Problema planteado
¿Puedes volver a escribir el pasaje del artículo sobre el 5 de noviembre de 1811 que comienza en las palabras "Hacia la verdad" y acaba tras "extraordinario. Nada inusual.", cambiando "serenos" por "vigilantes"?

Texto para leer
□ □ □

Hacia la verdad en torno al 5 de noviembre de 1811
04.11.2009
No más leyendas, infundios, mitos y tradiciones orales. Hay que celebrar y festejar, pero con datos fidedignos y con una profunda reflexión
Carlos Cañas Dinarte
Diario El Mundo
Era la madrugada del martes 5 de noviembre de 1811. Hacía pocos momentos, los serenos habían terminado de cantar las salves a la Virgen María en casi todas las esquinas de aquella localidad colonial, aún envuelta en la niebla y el sueño. La ciudad de San Salvador fue despertada por las campanas de las iglesias que llamaban a la primera misa del día. Desde luego, la del templo de La Merced también repicó por esa causa, como lo había venido haciendo desde mucho tiempo atrás. Nada extraordinario. Nada inusual.
Pocas horas más tarde, otro sonido de bronce campanero invitaba a la población para una reunión en el Cabildo, al sur de la Plaza del Rey o de Armas, ahora llamada Plaza Libertad. A las ocho horas y subido en un taburete, el joven Manuel José Arce le resumió al pueblo sansalvadoreño el ideario de esa reunión y de los líderes emancipadores que la convocaban: “No hay Rey, ni Intendente, ni Capitán General: sólo debemos obedecer a nuestros alcaldes…”. El primer llamado por la Libertad Centroamericana fue lanzado con esas palabras y con las acciones de los patriotas sansalvadoreños, quienes invitaron a otros ayuntamientos de la Intendencia y del resto del Reino y Capitanía General de Guatemala a sumarse a este primer movimiento a favor de la emancipación.

□ □ □

Datos registrados
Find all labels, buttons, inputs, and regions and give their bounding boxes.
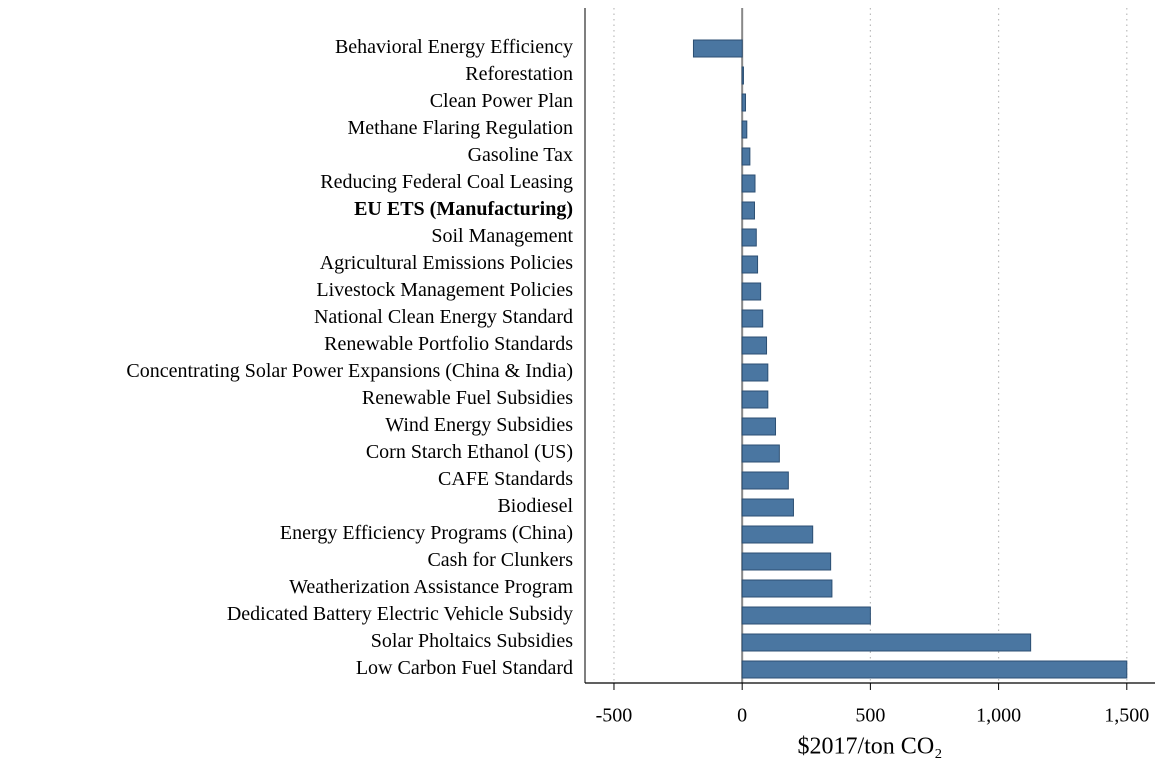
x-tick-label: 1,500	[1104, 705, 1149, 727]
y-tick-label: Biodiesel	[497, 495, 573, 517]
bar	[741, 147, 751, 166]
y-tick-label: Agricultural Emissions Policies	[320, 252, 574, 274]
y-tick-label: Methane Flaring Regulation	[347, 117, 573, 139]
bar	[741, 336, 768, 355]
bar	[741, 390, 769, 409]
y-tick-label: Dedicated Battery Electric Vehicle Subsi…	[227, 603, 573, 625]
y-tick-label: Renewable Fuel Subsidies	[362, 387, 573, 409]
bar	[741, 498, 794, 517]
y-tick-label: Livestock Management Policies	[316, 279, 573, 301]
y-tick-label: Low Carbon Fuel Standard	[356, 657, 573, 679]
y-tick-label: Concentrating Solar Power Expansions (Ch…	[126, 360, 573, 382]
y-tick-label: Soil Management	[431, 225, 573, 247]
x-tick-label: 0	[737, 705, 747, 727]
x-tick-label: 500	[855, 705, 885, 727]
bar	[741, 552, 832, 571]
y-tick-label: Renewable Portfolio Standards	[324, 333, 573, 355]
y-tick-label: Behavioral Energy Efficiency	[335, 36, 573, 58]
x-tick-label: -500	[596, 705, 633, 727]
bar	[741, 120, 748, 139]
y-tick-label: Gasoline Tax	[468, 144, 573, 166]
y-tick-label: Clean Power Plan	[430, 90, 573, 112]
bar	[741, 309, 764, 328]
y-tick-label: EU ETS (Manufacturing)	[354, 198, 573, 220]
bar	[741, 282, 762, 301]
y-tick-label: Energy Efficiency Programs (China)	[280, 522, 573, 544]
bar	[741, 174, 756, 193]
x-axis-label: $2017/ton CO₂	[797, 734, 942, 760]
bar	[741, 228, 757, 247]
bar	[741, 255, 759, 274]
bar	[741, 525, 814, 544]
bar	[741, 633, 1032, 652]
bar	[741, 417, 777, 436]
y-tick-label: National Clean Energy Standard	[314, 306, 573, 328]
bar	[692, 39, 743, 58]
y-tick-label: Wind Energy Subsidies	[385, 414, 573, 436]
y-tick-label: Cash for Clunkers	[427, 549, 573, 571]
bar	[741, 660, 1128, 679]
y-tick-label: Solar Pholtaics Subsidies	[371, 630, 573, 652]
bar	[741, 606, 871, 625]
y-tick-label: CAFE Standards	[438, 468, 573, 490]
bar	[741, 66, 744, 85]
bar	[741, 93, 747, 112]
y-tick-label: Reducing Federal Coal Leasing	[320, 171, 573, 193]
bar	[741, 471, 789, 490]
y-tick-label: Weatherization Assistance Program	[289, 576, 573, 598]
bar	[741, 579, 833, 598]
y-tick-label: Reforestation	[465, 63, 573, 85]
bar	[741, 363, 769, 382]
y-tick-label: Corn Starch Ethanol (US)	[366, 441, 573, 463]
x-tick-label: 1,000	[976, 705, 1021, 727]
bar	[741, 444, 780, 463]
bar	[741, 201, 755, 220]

□ □ □

Respuesta
Hacia la verdad en torno al 5 de noviembre de 1811
04.11.2009
No más leyendas, infundios, mitos y tradiciones orales. Hay que celebrar y festejar, pero con datos fidedignos y con una profunda reflexión
Carlos Cañas Dinarte
Diario El Mundo
Era la madrugada del martes 5 de noviembre de 1811. Hacía pocos momentos, los vigilantes habían terminado de cantar las salves a la Virgen María en casi todas las esquinas de aquella localidad colonial, aún envuelta en la niebla y el sueño. La ciudad de San Salvador fue despertada por las campanas de las iglesias que llamaban a la primera misa del día. Desde luego, la del templo de La Merced también repicó por esa causa, como lo había venido haciendo desde mucho tiempo atrás. Nada extraordinario. Nada inusual.